- PROVIDED ENTRIES -
○ ○ ○ ○
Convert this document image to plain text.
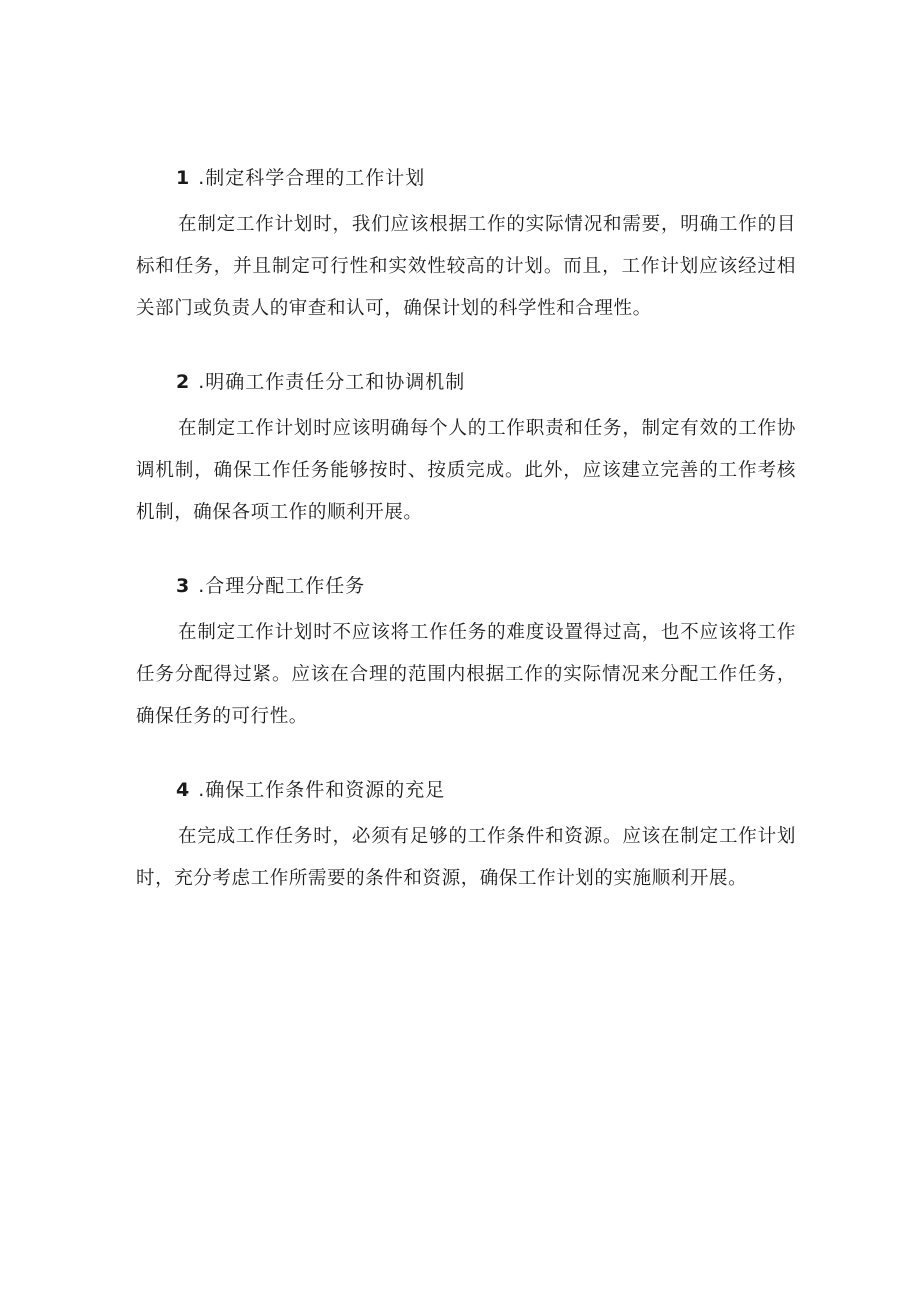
1 .制定科学合理的工作计划

在制定工作计划时，我们应该根据工作的实际情况和需要，明确工作的目标和任务，并且制定可行性和实效性较高的计划。而且，工作计划应该经过相关部门或负责人的审查和认可，确保计划的科学性和合理性。

2 .明确工作责任分工和协调机制

在制定工作计划时应该明确每个人的工作职责和任务，制定有效的工作协调机制，确保工作任务能够按时、按质完成。此外，应该建立完善的工作考核机制，确保各项工作的顺利开展。

3 .合理分配工作任务

在制定工作计划时不应该将工作任务的难度设置得过高，也不应该将工作任务分配得过紧。应该在合理的范围内根据工作的实际情况来分配工作任务，确保任务的可行性。

4 .确保工作条件和资源的充足

在完成工作任务时，必须有足够的工作条件和资源。应该在制定工作计划时，充分考虑工作所需要的条件和资源，确保工作计划的实施顺利开展。
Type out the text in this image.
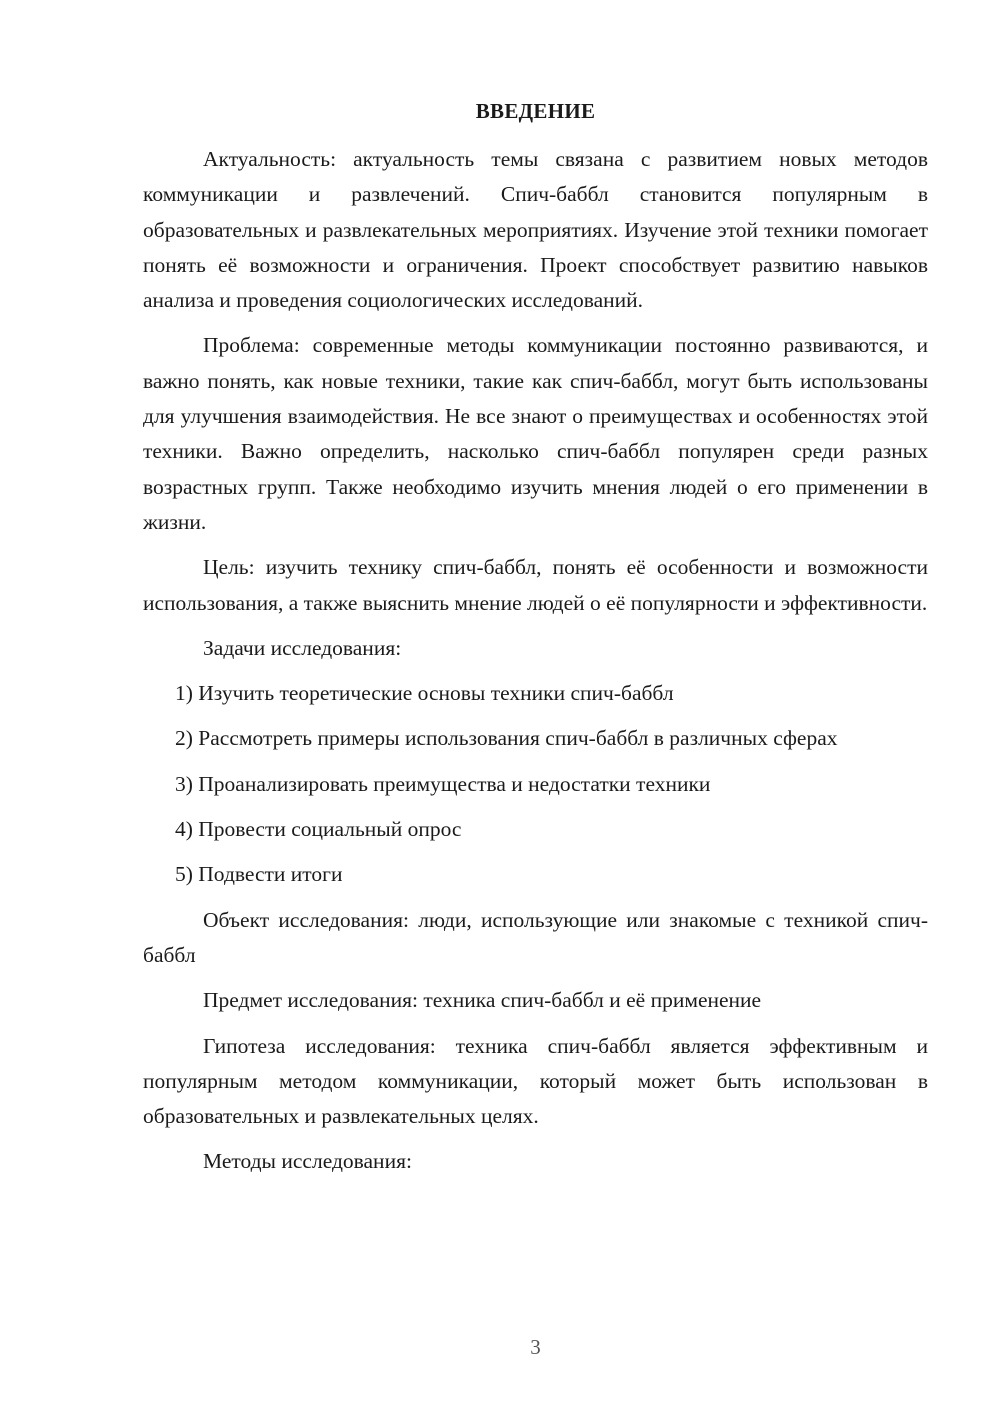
ВВЕДЕНИЕ

Актуальность: актуальность темы связана с развитием новых методов коммуникации и развлечений. Спич-баббл становится популярным в образовательных и развлекательных мероприятиях. Изучение этой техники помогает понять её возможности и ограничения. Проект способствует развитию навыков анализа и проведения социологических исследований.

Проблема: современные методы коммуникации постоянно развиваются, и важно понять, как новые техники, такие как спич-баббл, могут быть использованы для улучшения взаимодействия. Не все знают о преимуществах и особенностях этой техники. Важно определить, насколько спич-баббл популярен среди разных возрастных групп. Также необходимо изучить мнения людей о его применении в жизни.

Цель: изучить технику спич-баббл, понять её особенности и возможности использования, а также выяснить мнение людей о её популярности и эффективности.

Задачи исследования:

1) Изучить теоретические основы техники спич-баббл

2) Рассмотреть примеры использования спич-баббл в различных сферах

3) Проанализировать преимущества и недостатки техники

4) Провести социальный опрос

5) Подвести итоги

Объект исследования: люди, использующие или знакомые с техникой спич-баббл

Предмет исследования: техника спич-баббл и её применение

Гипотеза исследования: техника спич-баббл является эффективным и популярным методом коммуникации, который может быть использован в образовательных и развлекательных целях.

Методы исследования:

3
○ ○ ○ ○
- WHAT TO PRODUCE -
Find every line containing the word "техника", then give the total and nothing more.

- CORRECT OUTPUT -
2